* [THE EXERCISE]:
Write the data out again exactly, with no pictures.

* [GIVEN DATA]:
○ ○ ○ ○ ○ ○ ○

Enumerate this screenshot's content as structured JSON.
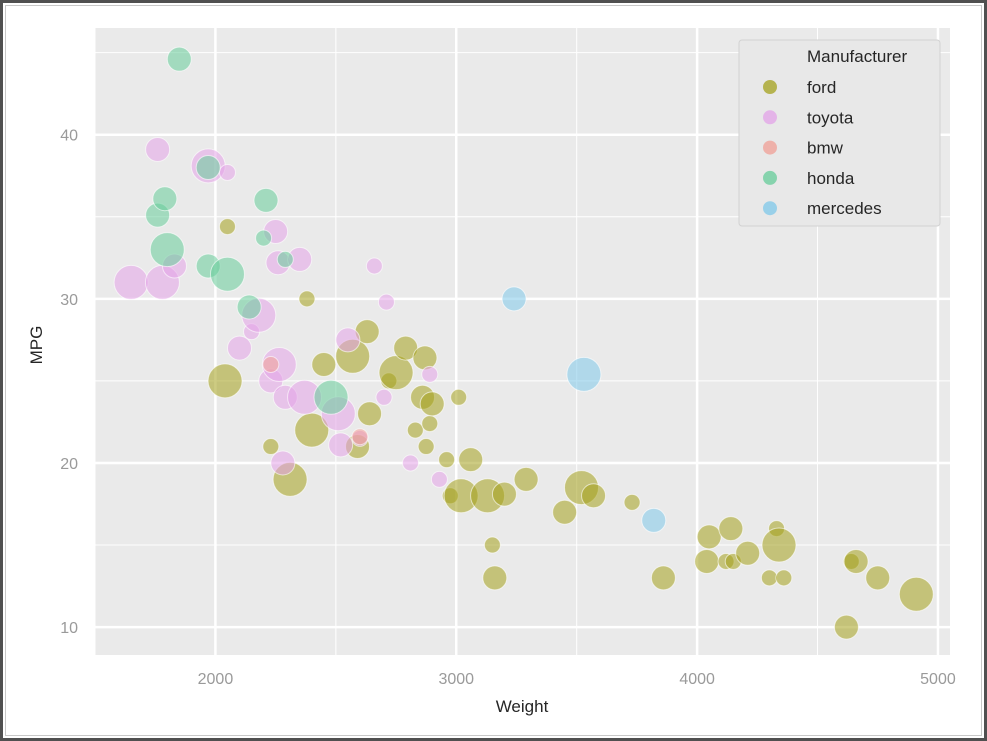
{
  "chart_data": {
    "type": "scatter",
    "title": "",
    "xlabel": "Weight",
    "ylabel": "MPG",
    "xlim": [
      1500,
      5050
    ],
    "ylim": [
      8.3,
      46.5
    ],
    "xticks": [
      2000,
      3000,
      4000,
      5000
    ],
    "yticks": [
      10,
      20,
      30,
      40
    ],
    "grid": true,
    "legend": {
      "title": "Manufacturer",
      "placement": "top-right"
    },
    "colors": {
      "ford": "#a4a11c",
      "toyota": "#e3a3e8",
      "bmw": "#f09f95",
      "honda": "#66cc99",
      "mercedes": "#7fc8ea",
      "background": "#eaeaea",
      "grid": "#ffffff"
    },
    "series": [
      {
        "name": "ford",
        "points": [
          [
            2040,
            25.0,
            3
          ],
          [
            2050,
            34.4,
            1
          ],
          [
            2230,
            21.0,
            1
          ],
          [
            2310,
            19.0,
            3
          ],
          [
            2380,
            30.0,
            1
          ],
          [
            2400,
            22.0,
            3
          ],
          [
            2450,
            26.0,
            2
          ],
          [
            2570,
            26.5,
            3
          ],
          [
            2590,
            21.0,
            2
          ],
          [
            2630,
            28.0,
            2
          ],
          [
            2640,
            23.0,
            2
          ],
          [
            2720,
            25.0,
            1
          ],
          [
            2750,
            25.5,
            3
          ],
          [
            2790,
            27.0,
            2
          ],
          [
            2830,
            22.0,
            1
          ],
          [
            2860,
            24.0,
            2
          ],
          [
            2870,
            26.4,
            2
          ],
          [
            2875,
            21.0,
            1
          ],
          [
            2890,
            22.4,
            1
          ],
          [
            2900,
            23.6,
            2
          ],
          [
            2960,
            20.2,
            1
          ],
          [
            2975,
            18.0,
            1
          ],
          [
            3010,
            24.0,
            1
          ],
          [
            3020,
            18.0,
            3
          ],
          [
            3060,
            20.2,
            2
          ],
          [
            3130,
            18.0,
            3
          ],
          [
            3150,
            15.0,
            1
          ],
          [
            3160,
            13.0,
            2
          ],
          [
            3200,
            18.1,
            2
          ],
          [
            3290,
            19.0,
            2
          ],
          [
            3450,
            17.0,
            2
          ],
          [
            3520,
            18.5,
            3
          ],
          [
            3570,
            18.0,
            2
          ],
          [
            3730,
            17.6,
            1
          ],
          [
            3860,
            13.0,
            2
          ],
          [
            4040,
            14.0,
            2
          ],
          [
            4050,
            15.5,
            2
          ],
          [
            4120,
            14.0,
            1
          ],
          [
            4140,
            16.0,
            2
          ],
          [
            4150,
            14.0,
            1
          ],
          [
            4210,
            14.5,
            2
          ],
          [
            4300,
            13.0,
            1
          ],
          [
            4330,
            16.0,
            1
          ],
          [
            4340,
            15.0,
            3
          ],
          [
            4360,
            13.0,
            1
          ],
          [
            4620,
            10.0,
            2
          ],
          [
            4640,
            14.0,
            1
          ],
          [
            4660,
            14.0,
            2
          ],
          [
            4750,
            13.0,
            2
          ],
          [
            4910,
            12.0,
            3
          ]
        ]
      },
      {
        "name": "toyota",
        "points": [
          [
            1650,
            31.0,
            3
          ],
          [
            1760,
            39.1,
            2
          ],
          [
            1780,
            31.0,
            3
          ],
          [
            1830,
            32.0,
            2
          ],
          [
            1970,
            38.1,
            3
          ],
          [
            2050,
            37.7,
            1
          ],
          [
            2100,
            27.0,
            2
          ],
          [
            2150,
            28.0,
            1
          ],
          [
            2180,
            29.0,
            3
          ],
          [
            2230,
            25.0,
            2
          ],
          [
            2250,
            34.1,
            2
          ],
          [
            2260,
            32.2,
            2
          ],
          [
            2265,
            26.0,
            3
          ],
          [
            2280,
            20.0,
            2
          ],
          [
            2290,
            24.0,
            2
          ],
          [
            2350,
            32.4,
            2
          ],
          [
            2370,
            24.0,
            3
          ],
          [
            2510,
            23.0,
            3
          ],
          [
            2520,
            21.1,
            2
          ],
          [
            2550,
            27.5,
            2
          ],
          [
            2600,
            21.5,
            1
          ],
          [
            2660,
            32.0,
            1
          ],
          [
            2700,
            24.0,
            1
          ],
          [
            2710,
            29.8,
            1
          ],
          [
            2810,
            20.0,
            1
          ],
          [
            2890,
            25.4,
            1
          ],
          [
            2930,
            19.0,
            1
          ]
        ]
      },
      {
        "name": "bmw",
        "points": [
          [
            2230,
            26.0,
            1
          ],
          [
            2600,
            21.6,
            1
          ]
        ]
      },
      {
        "name": "honda",
        "points": [
          [
            1760,
            35.1,
            2
          ],
          [
            1790,
            36.1,
            2
          ],
          [
            1800,
            33.0,
            3
          ],
          [
            1850,
            44.6,
            2
          ],
          [
            1970,
            32.0,
            2
          ],
          [
            1970,
            38.0,
            2
          ],
          [
            2050,
            31.5,
            3
          ],
          [
            2140,
            29.5,
            2
          ],
          [
            2200,
            33.7,
            1
          ],
          [
            2210,
            36.0,
            2
          ],
          [
            2290,
            32.4,
            1
          ],
          [
            2480,
            24.0,
            3
          ]
        ]
      },
      {
        "name": "mercedes",
        "points": [
          [
            3240,
            30.0,
            2
          ],
          [
            3530,
            25.4,
            3
          ],
          [
            3820,
            16.5,
            2
          ]
        ]
      }
    ]
  }
}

○ ○ ○ ○ ○ ○ ○

* [THE RESULT]:
Enumerate this screenshot's content as structured JSON.
{
  "chart_data": {
    "type": "scatter",
    "title": "",
    "xlabel": "Weight",
    "ylabel": "MPG",
    "xlim": [
      1500,
      5050
    ],
    "ylim": [
      8.3,
      46.5
    ],
    "xticks": [
      2000,
      3000,
      4000,
      5000
    ],
    "yticks": [
      10,
      20,
      30,
      40
    ],
    "grid": true,
    "legend": {
      "title": "Manufacturer",
      "placement": "top-right"
    },
    "colors": {
      "ford": "#a4a11c",
      "toyota": "#e3a3e8",
      "bmw": "#f09f95",
      "honda": "#66cc99",
      "mercedes": "#7fc8ea",
      "background": "#eaeaea",
      "grid": "#ffffff"
    },
    "series": [
      {
        "name": "ford",
        "points": [
          [
            2040,
            25.0,
            3
          ],
          [
            2050,
            34.4,
            1
          ],
          [
            2230,
            21.0,
            1
          ],
          [
            2310,
            19.0,
            3
          ],
          [
            2380,
            30.0,
            1
          ],
          [
            2400,
            22.0,
            3
          ],
          [
            2450,
            26.0,
            2
          ],
          [
            2570,
            26.5,
            3
          ],
          [
            2590,
            21.0,
            2
          ],
          [
            2630,
            28.0,
            2
          ],
          [
            2640,
            23.0,
            2
          ],
          [
            2720,
            25.0,
            1
          ],
          [
            2750,
            25.5,
            3
          ],
          [
            2790,
            27.0,
            2
          ],
          [
            2830,
            22.0,
            1
          ],
          [
            2860,
            24.0,
            2
          ],
          [
            2870,
            26.4,
            2
          ],
          [
            2875,
            21.0,
            1
          ],
          [
            2890,
            22.4,
            1
          ],
          [
            2900,
            23.6,
            2
          ],
          [
            2960,
            20.2,
            1
          ],
          [
            2975,
            18.0,
            1
          ],
          [
            3010,
            24.0,
            1
          ],
          [
            3020,
            18.0,
            3
          ],
          [
            3060,
            20.2,
            2
          ],
          [
            3130,
            18.0,
            3
          ],
          [
            3150,
            15.0,
            1
          ],
          [
            3160,
            13.0,
            2
          ],
          [
            3200,
            18.1,
            2
          ],
          [
            3290,
            19.0,
            2
          ],
          [
            3450,
            17.0,
            2
          ],
          [
            3520,
            18.5,
            3
          ],
          [
            3570,
            18.0,
            2
          ],
          [
            3730,
            17.6,
            1
          ],
          [
            3860,
            13.0,
            2
          ],
          [
            4040,
            14.0,
            2
          ],
          [
            4050,
            15.5,
            2
          ],
          [
            4120,
            14.0,
            1
          ],
          [
            4140,
            16.0,
            2
          ],
          [
            4150,
            14.0,
            1
          ],
          [
            4210,
            14.5,
            2
          ],
          [
            4300,
            13.0,
            1
          ],
          [
            4330,
            16.0,
            1
          ],
          [
            4340,
            15.0,
            3
          ],
          [
            4360,
            13.0,
            1
          ],
          [
            4620,
            10.0,
            2
          ],
          [
            4640,
            14.0,
            1
          ],
          [
            4660,
            14.0,
            2
          ],
          [
            4750,
            13.0,
            2
          ],
          [
            4910,
            12.0,
            3
          ]
        ]
      },
      {
        "name": "toyota",
        "points": [
          [
            1650,
            31.0,
            3
          ],
          [
            1760,
            39.1,
            2
          ],
          [
            1780,
            31.0,
            3
          ],
          [
            1830,
            32.0,
            2
          ],
          [
            1970,
            38.1,
            3
          ],
          [
            2050,
            37.7,
            1
          ],
          [
            2100,
            27.0,
            2
          ],
          [
            2150,
            28.0,
            1
          ],
          [
            2180,
            29.0,
            3
          ],
          [
            2230,
            25.0,
            2
          ],
          [
            2250,
            34.1,
            2
          ],
          [
            2260,
            32.2,
            2
          ],
          [
            2265,
            26.0,
            3
          ],
          [
            2280,
            20.0,
            2
          ],
          [
            2290,
            24.0,
            2
          ],
          [
            2350,
            32.4,
            2
          ],
          [
            2370,
            24.0,
            3
          ],
          [
            2510,
            23.0,
            3
          ],
          [
            2520,
            21.1,
            2
          ],
          [
            2550,
            27.5,
            2
          ],
          [
            2600,
            21.5,
            1
          ],
          [
            2660,
            32.0,
            1
          ],
          [
            2700,
            24.0,
            1
          ],
          [
            2710,
            29.8,
            1
          ],
          [
            2810,
            20.0,
            1
          ],
          [
            2890,
            25.4,
            1
          ],
          [
            2930,
            19.0,
            1
          ]
        ]
      },
      {
        "name": "bmw",
        "points": [
          [
            2230,
            26.0,
            1
          ],
          [
            2600,
            21.6,
            1
          ]
        ]
      },
      {
        "name": "honda",
        "points": [
          [
            1760,
            35.1,
            2
          ],
          [
            1790,
            36.1,
            2
          ],
          [
            1800,
            33.0,
            3
          ],
          [
            1850,
            44.6,
            2
          ],
          [
            1970,
            32.0,
            2
          ],
          [
            1970,
            38.0,
            2
          ],
          [
            2050,
            31.5,
            3
          ],
          [
            2140,
            29.5,
            2
          ],
          [
            2200,
            33.7,
            1
          ],
          [
            2210,
            36.0,
            2
          ],
          [
            2290,
            32.4,
            1
          ],
          [
            2480,
            24.0,
            3
          ]
        ]
      },
      {
        "name": "mercedes",
        "points": [
          [
            3240,
            30.0,
            2
          ],
          [
            3530,
            25.4,
            3
          ],
          [
            3820,
            16.5,
            2
          ]
        ]
      }
    ]
  }
}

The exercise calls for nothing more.